--- START ---

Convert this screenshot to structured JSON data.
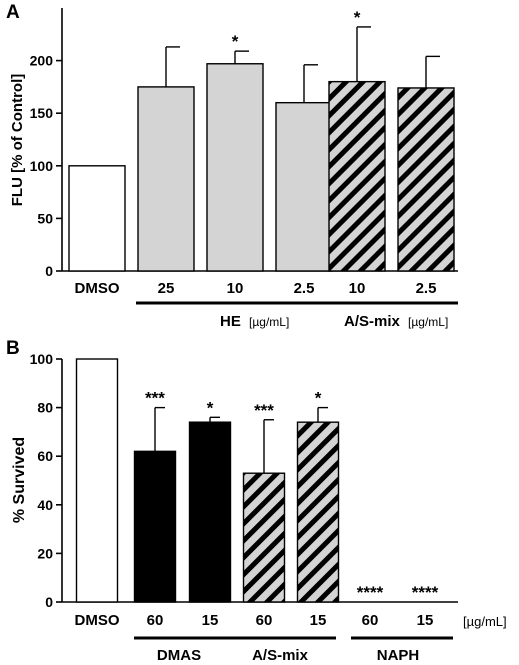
{
  "chart_data": [
    {
      "panel_label": "A",
      "type": "bar",
      "ylabel": "FLU [% of Control]",
      "ylim": [
        0,
        250
      ],
      "yticks": [
        "0",
        "50",
        "100",
        "150",
        "200"
      ],
      "categories": [
        "DMSO",
        "25",
        "10",
        "2.5",
        "10",
        "2.5"
      ],
      "values": [
        100,
        175,
        197,
        160,
        180,
        174
      ],
      "errors": [
        0,
        38,
        12,
        36,
        52,
        30
      ],
      "significance": [
        "",
        "",
        "*",
        "",
        "*",
        ""
      ],
      "fills": [
        "white",
        "gray",
        "gray",
        "gray",
        "hatched",
        "hatched"
      ],
      "groups": [
        {
          "name": "HE",
          "unit": "[µg/mL]"
        },
        {
          "name": "A/S-mix",
          "unit": "[µg/mL]"
        }
      ]
    },
    {
      "panel_label": "B",
      "type": "bar",
      "ylabel": "% Survived",
      "ylim": [
        0,
        100
      ],
      "yticks": [
        "0",
        "20",
        "40",
        "60",
        "80",
        "100"
      ],
      "categories": [
        "DMSO",
        "60",
        "15",
        "60",
        "15",
        "60",
        "15"
      ],
      "values": [
        100,
        62,
        74,
        53,
        74,
        0,
        0
      ],
      "errors": [
        0,
        18,
        2,
        22,
        6,
        0,
        0
      ],
      "significance": [
        "",
        "***",
        "*",
        "***",
        "*",
        "****",
        "****"
      ],
      "fills": [
        "white",
        "black",
        "black",
        "hatched",
        "hatched",
        "white",
        "white"
      ],
      "unit": "[µg/mL]",
      "groups": [
        {
          "name": "DMAS"
        },
        {
          "name": "A/S-mix"
        },
        {
          "name": "NAPH"
        }
      ]
    }
  ],
  "colors": {
    "gray": "#d4d4d4",
    "black": "#000000",
    "white": "#ffffff",
    "hatch_bg": "#d4d4d4",
    "hatch_line": "#000000"
  }
}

--- END ---

Are you able to set down all the lines above exactly, without any pictures?

▸ Complete response:
Convert this screenshot to structured JSON data.
{
  "chart_data": [
    {
      "panel_label": "A",
      "type": "bar",
      "ylabel": "FLU [% of Control]",
      "ylim": [
        0,
        250
      ],
      "yticks": [
        "0",
        "50",
        "100",
        "150",
        "200"
      ],
      "categories": [
        "DMSO",
        "25",
        "10",
        "2.5",
        "10",
        "2.5"
      ],
      "values": [
        100,
        175,
        197,
        160,
        180,
        174
      ],
      "errors": [
        0,
        38,
        12,
        36,
        52,
        30
      ],
      "significance": [
        "",
        "",
        "*",
        "",
        "*",
        ""
      ],
      "fills": [
        "white",
        "gray",
        "gray",
        "gray",
        "hatched",
        "hatched"
      ],
      "groups": [
        {
          "name": "HE",
          "unit": "[µg/mL]"
        },
        {
          "name": "A/S-mix",
          "unit": "[µg/mL]"
        }
      ]
    },
    {
      "panel_label": "B",
      "type": "bar",
      "ylabel": "% Survived",
      "ylim": [
        0,
        100
      ],
      "yticks": [
        "0",
        "20",
        "40",
        "60",
        "80",
        "100"
      ],
      "categories": [
        "DMSO",
        "60",
        "15",
        "60",
        "15",
        "60",
        "15"
      ],
      "values": [
        100,
        62,
        74,
        53,
        74,
        0,
        0
      ],
      "errors": [
        0,
        18,
        2,
        22,
        6,
        0,
        0
      ],
      "significance": [
        "",
        "***",
        "*",
        "***",
        "*",
        "****",
        "****"
      ],
      "fills": [
        "white",
        "black",
        "black",
        "hatched",
        "hatched",
        "white",
        "white"
      ],
      "unit": "[µg/mL]",
      "groups": [
        {
          "name": "DMAS"
        },
        {
          "name": "A/S-mix"
        },
        {
          "name": "NAPH"
        }
      ]
    }
  ],
  "colors": {
    "gray": "#d4d4d4",
    "black": "#000000",
    "white": "#ffffff",
    "hatch_bg": "#d4d4d4",
    "hatch_line": "#000000"
  }
}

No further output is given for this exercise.